--- START OF EXTRACTED INFORMATION ---

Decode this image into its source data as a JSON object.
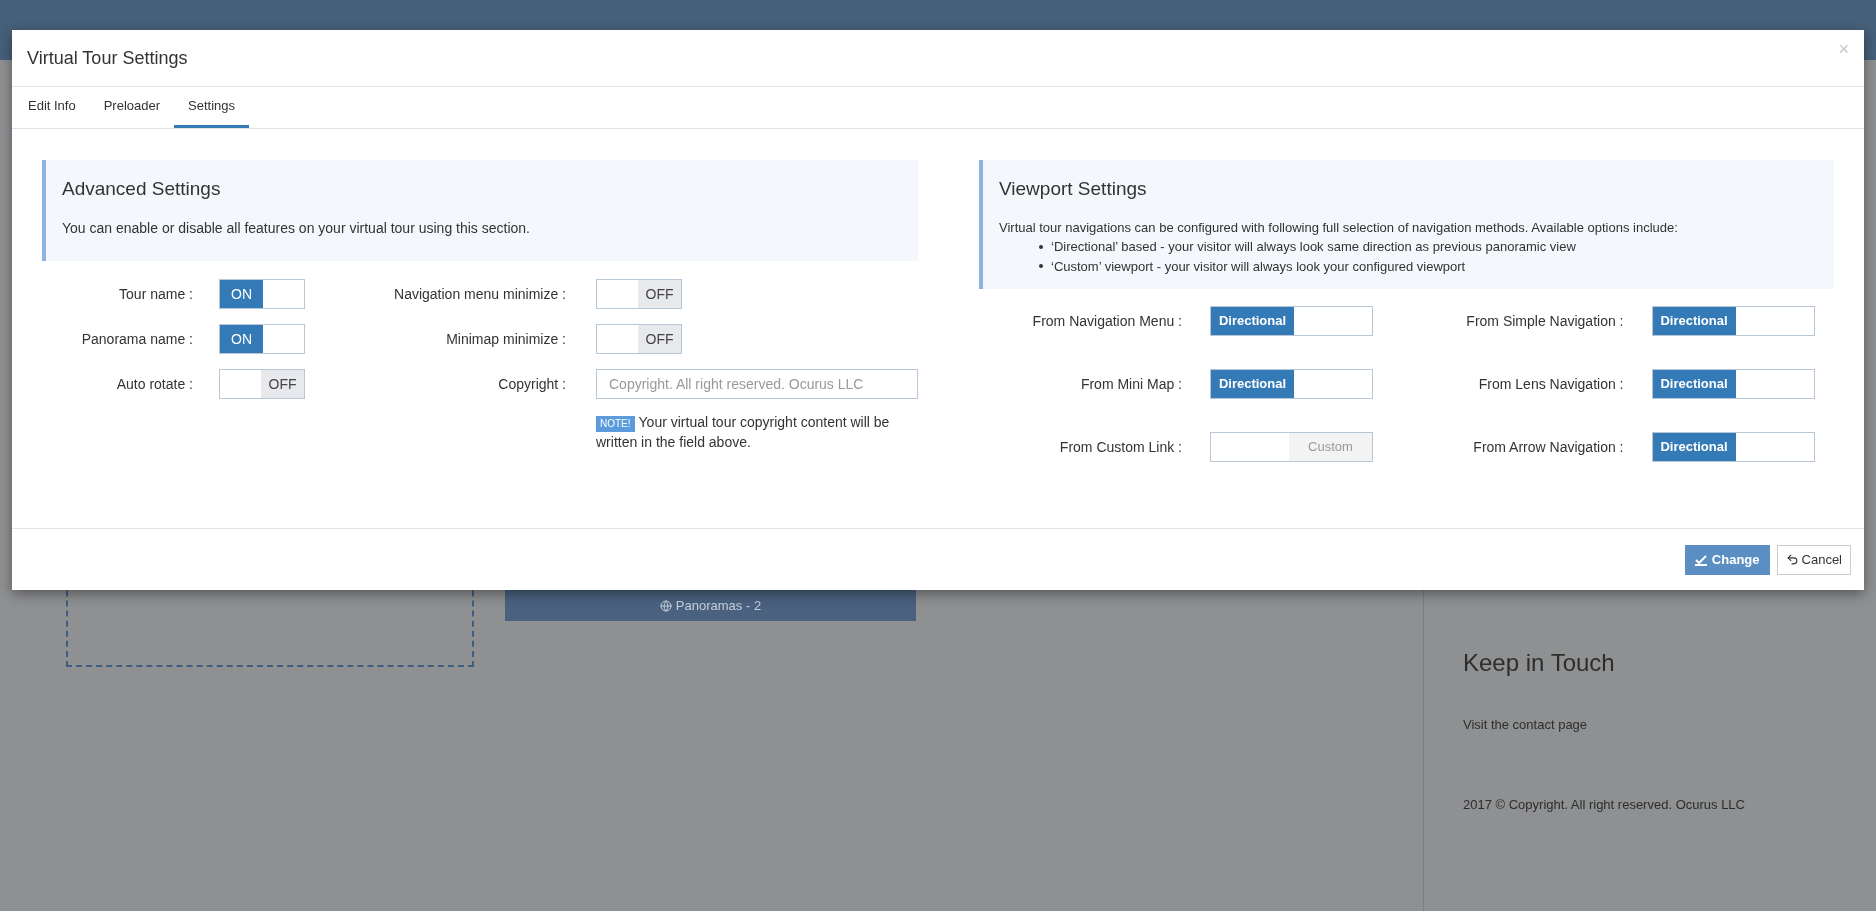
{
  "background": {
    "panoramas_button": "Panoramas - 2",
    "sidebar": {
      "heading": "Keep in Touch",
      "link": "Visit the contact page",
      "copyright": "2017 © Copyright. All right reserved. Ocurus LLC"
    }
  },
  "modal": {
    "title": "Virtual Tour Settings",
    "close": "×",
    "tabs": [
      {
        "label": "Edit Info",
        "selected": false
      },
      {
        "label": "Preloader",
        "selected": false
      },
      {
        "label": "Settings",
        "selected": true
      }
    ],
    "advanced": {
      "heading": "Advanced Settings",
      "description": "You can enable or disable all features on your virtual tour using this section.",
      "left_fields": [
        {
          "label": "Tour name :",
          "on": true,
          "text": "ON"
        },
        {
          "label": "Panorama name :",
          "on": true,
          "text": "ON"
        },
        {
          "label": "Auto rotate :",
          "on": false,
          "text": "OFF"
        }
      ],
      "right_fields": [
        {
          "kind": "switch",
          "label": "Navigation menu minimize :",
          "on": false,
          "text": "OFF"
        },
        {
          "kind": "switch",
          "label": "Minimap minimize :",
          "on": false,
          "text": "OFF"
        },
        {
          "kind": "input",
          "label": "Copyright :",
          "placeholder": "Copyright. All right reserved. Ocurus LLC"
        }
      ],
      "note_badge": "NOTE!",
      "note": "Your virtual tour copyright content will be written in the field above."
    },
    "viewport": {
      "heading": "Viewport Settings",
      "description": "Virtual tour navigations can be configured with following full selection of navigation methods. Available options include:",
      "bullets": [
        "‘Directional’ based - your visitor will always look same direction as previous panoramic view",
        "‘Custom’ viewport - your visitor will always look your configured viewport"
      ],
      "fields": [
        {
          "label": "From Navigation Menu :",
          "on": true,
          "text": "Directional"
        },
        {
          "label": "From Simple Navigation :",
          "on": true,
          "text": "Directional"
        },
        {
          "label": "From Mini Map :",
          "on": true,
          "text": "Directional"
        },
        {
          "label": "From Lens Navigation :",
          "on": true,
          "text": "Directional"
        },
        {
          "label": "From Custom Link :",
          "on": false,
          "text": "Custom"
        },
        {
          "label": "From Arrow Navigation :",
          "on": true,
          "text": "Directional"
        }
      ]
    },
    "buttons": {
      "primary": "Change",
      "secondary": "Cancel"
    }
  }
}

--- END OF EXTRACTED INFORMATION ---

Print each of the records above exactly as written, leaving no picture in the copy.

COMPLETE RESPONSE -
Decode this image into its source data as a JSON object.
{
  "background": {
    "panoramas_button": "Panoramas - 2",
    "sidebar": {
      "heading": "Keep in Touch",
      "link": "Visit the contact page",
      "copyright": "2017 © Copyright. All right reserved. Ocurus LLC"
    }
  },
  "modal": {
    "title": "Virtual Tour Settings",
    "close": "×",
    "tabs": [
      {
        "label": "Edit Info",
        "selected": false
      },
      {
        "label": "Preloader",
        "selected": false
      },
      {
        "label": "Settings",
        "selected": true
      }
    ],
    "advanced": {
      "heading": "Advanced Settings",
      "description": "You can enable or disable all features on your virtual tour using this section.",
      "left_fields": [
        {
          "label": "Tour name :",
          "on": true,
          "text": "ON"
        },
        {
          "label": "Panorama name :",
          "on": true,
          "text": "ON"
        },
        {
          "label": "Auto rotate :",
          "on": false,
          "text": "OFF"
        }
      ],
      "right_fields": [
        {
          "kind": "switch",
          "label": "Navigation menu minimize :",
          "on": false,
          "text": "OFF"
        },
        {
          "kind": "switch",
          "label": "Minimap minimize :",
          "on": false,
          "text": "OFF"
        },
        {
          "kind": "input",
          "label": "Copyright :",
          "placeholder": "Copyright. All right reserved. Ocurus LLC"
        }
      ],
      "note_badge": "NOTE!",
      "note": "Your virtual tour copyright content will be written in the field above."
    },
    "viewport": {
      "heading": "Viewport Settings",
      "description": "Virtual tour navigations can be configured with following full selection of navigation methods. Available options include:",
      "bullets": [
        "‘Directional’ based - your visitor will always look same direction as previous panoramic view",
        "‘Custom’ viewport - your visitor will always look your configured viewport"
      ],
      "fields": [
        {
          "label": "From Navigation Menu :",
          "on": true,
          "text": "Directional"
        },
        {
          "label": "From Simple Navigation :",
          "on": true,
          "text": "Directional"
        },
        {
          "label": "From Mini Map :",
          "on": true,
          "text": "Directional"
        },
        {
          "label": "From Lens Navigation :",
          "on": true,
          "text": "Directional"
        },
        {
          "label": "From Custom Link :",
          "on": false,
          "text": "Custom"
        },
        {
          "label": "From Arrow Navigation :",
          "on": true,
          "text": "Directional"
        }
      ]
    },
    "buttons": {
      "primary": "Change",
      "secondary": "Cancel"
    }
  }
}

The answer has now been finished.